◆ SHORT EXERCISE: Reproduce each line from the records that holds "needle".

◆ Recorded data:
────

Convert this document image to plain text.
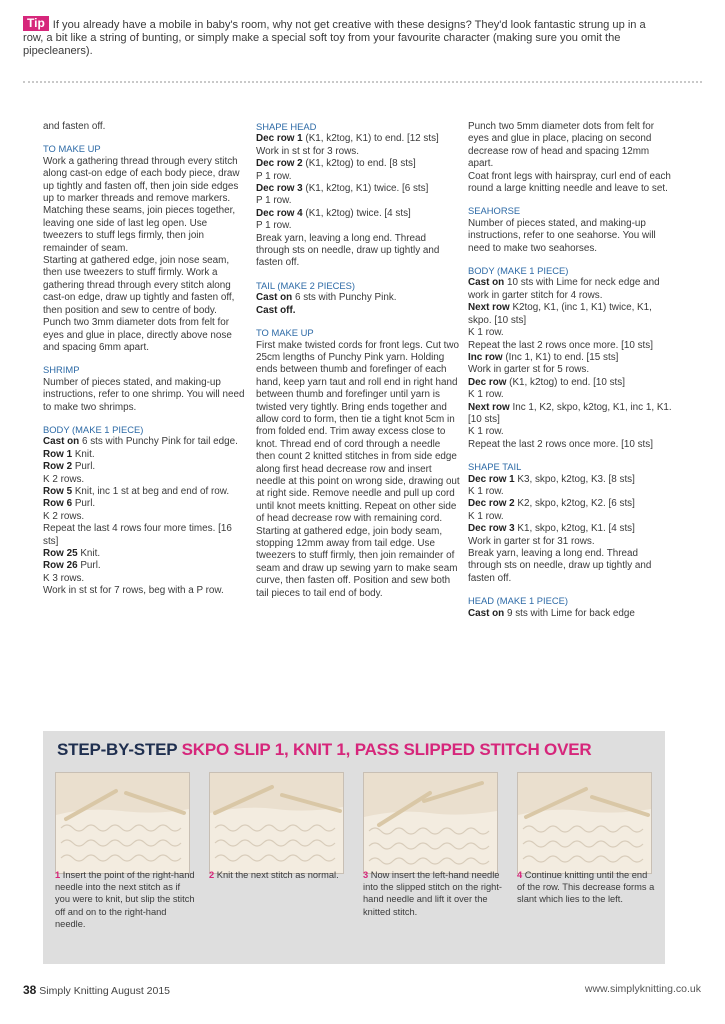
Tip If you already have a mobile in baby's room, why not get creative with these designs? They'd look fantastic strung up in a row, a bit like a string of bunting, or simply make a special soft toy from your favourite character (making sure you omit the pipecleaners).

and fasten off.

TO MAKE UP

Work a gathering thread through every stitch along cast-on edge of each body piece, draw up tightly and fasten off, then join side edges up to marker threads and remove markers. Matching these seams, join pieces together, leaving one side of last leg open. Use tweezers to stuff legs firmly, then join remainder of seam.

Starting at gathered edge, join nose seam, then use tweezers to stuff firmly. Work a gathering thread through every stitch along cast-on edge, draw up tightly and fasten off, then position and sew to centre of body.

Punch two 3mm diameter dots from felt for eyes and glue in place, directly above nose and spacing 6mm apart.

SHRIMP

Number of pieces stated, and making-up instructions, refer to one shrimp. You will need to make two shrimps.

BODY (MAKE 1 PIECE)

Cast on 6 sts with Punchy Pink for tail edge.

Row 1 Knit.

Row 2 Purl.

K 2 rows.

Row 5 Knit, inc 1 st at beg and end of row.

Row 6 Purl.

K 2 rows.

Repeat the last 4 rows four more times. [16 sts]

Row 25 Knit.

Row 26 Purl.

K 3 rows.

Work in st st for 7 rows, beg with a P row.

SHAPE HEAD

Dec row 1 (K1, k2tog, K1) to end. [12 sts]

Work in st st for 3 rows.

Dec row 2 (K1, k2tog) to end. [8 sts]

P 1 row.

Dec row 3 (K1, k2tog, K1) twice. [6 sts]

P 1 row.

Dec row 4 (K1, k2tog) twice. [4 sts]

P 1 row.

Break yarn, leaving a long end. Thread through sts on needle, draw up tightly and fasten off.

TAIL (MAKE 2 PIECES)

Cast on 6 sts with Punchy Pink.

Cast off.

TO MAKE UP

First make twisted cords for front legs. Cut two 25cm lengths of Punchy Pink yarn. Holding ends between thumb and forefinger of each hand, keep yarn taut and roll end in right hand between thumb and forefinger until yarn is twisted very tightly. Bring ends together and allow cord to form, then tie a tight knot 5cm in from folded end. Trim away excess close to knot. Thread end of cord through a needle then count 2 knitted stitches in from side edge along first head decrease row and insert needle at this point on wrong side, drawing out at right side. Remove needle and pull up cord until knot meets knitting. Repeat on other side of head decrease row with remaining cord.

Starting at gathered edge, join body seam, stopping 12mm away from tail edge. Use tweezers to stuff firmly, then join remainder of seam and draw up sewing yarn to make seam curve, then fasten off. Position and sew both tail pieces to tail end of body.

Punch two 5mm diameter dots from felt for eyes and glue in place, placing on second decrease row of head and spacing 12mm apart.

Coat front legs with hairspray, curl end of each round a large knitting needle and leave to set.

SEAHORSE

Number of pieces stated, and making-up instructions, refer to one seahorse. You will need to make two seahorses.

BODY (MAKE 1 PIECE)

Cast on 10 sts with Lime for neck edge and work in garter stitch for 4 rows.

Next row K2tog, K1, (inc 1, K1) twice, K1, skpo. [10 sts]

K 1 row.

Repeat the last 2 rows once more. [10 sts]

Inc row (Inc 1, K1) to end. [15 sts]

Work in garter st for 5 rows.

Dec row (K1, k2tog) to end. [10 sts]

K 1 row.

Next row Inc 1, K2, skpo, k2tog, K1, inc 1, K1. [10 sts]

K 1 row.

Repeat the last 2 rows once more. [10 sts]

SHAPE TAIL

Dec row 1 K3, skpo, k2tog, K3. [8 sts]

K 1 row.

Dec row 2 K2, skpo, k2tog, K2. [6 sts]

K 1 row.

Dec row 3 K1, skpo, k2tog, K1. [4 sts]

Work in garter st for 31 rows.

Break yarn, leaving a long end. Thread through sts on needle, draw up tightly and fasten off.

HEAD (MAKE 1 PIECE)

Cast on 9 sts with Lime for back edge

STEP-BY-STEP SKPO SLIP 1, KNIT 1, PASS SLIPPED STITCH OVER
1 Insert the point of the right-hand needle into the next stitch as if you were to knit, but slip the stitch off and on to the right-hand needle.
2 Knit the next stitch as normal.	3 Now insert the left-hand needle into the slipped stitch on the right-hand needle and lift it over the knitted stitch.
4 Continue knitting until the end of the row. This decrease forms a slant which lies to the left.
38 Simply Knitting August 2015	www.simplyknitting.co.uk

────

◆ RESPONSE BELOW:
Break yarn, leaving a long end. Thread through sts on needle, draw up tightly and fasten off.
First make twisted cords for front legs. Cut two 25cm lengths of Punchy Pink yarn. Holding ends between thumb and forefinger of each hand, keep yarn taut and roll end in right hand between thumb and forefinger until yarn is twisted very tightly. Bring ends together and allow cord to form, then tie a tight knot 5cm in from folded end. Trim away excess close to knot. Thread end of cord through a needle then count 2 knitted stitches in from side edge along first head decrease row and insert needle at this point on wrong side, drawing out at right side. Remove needle and pull up cord until knot meets knitting. Repeat on other side of head decrease row with remaining cord.
Coat front legs with hairspray, curl end of each round a large knitting needle and leave to set.
Break yarn, leaving a long end. Thread through sts on needle, draw up tightly and fasten off.
1 Insert the point of the right-hand needle into the next stitch as if you were to knit, but slip the stitch off and on to the right-hand needle.
2 Knit the next stitch as normal.	3 Now insert the left-hand needle into the slipped stitch on the right-hand needle and lift it over the knitted stitch.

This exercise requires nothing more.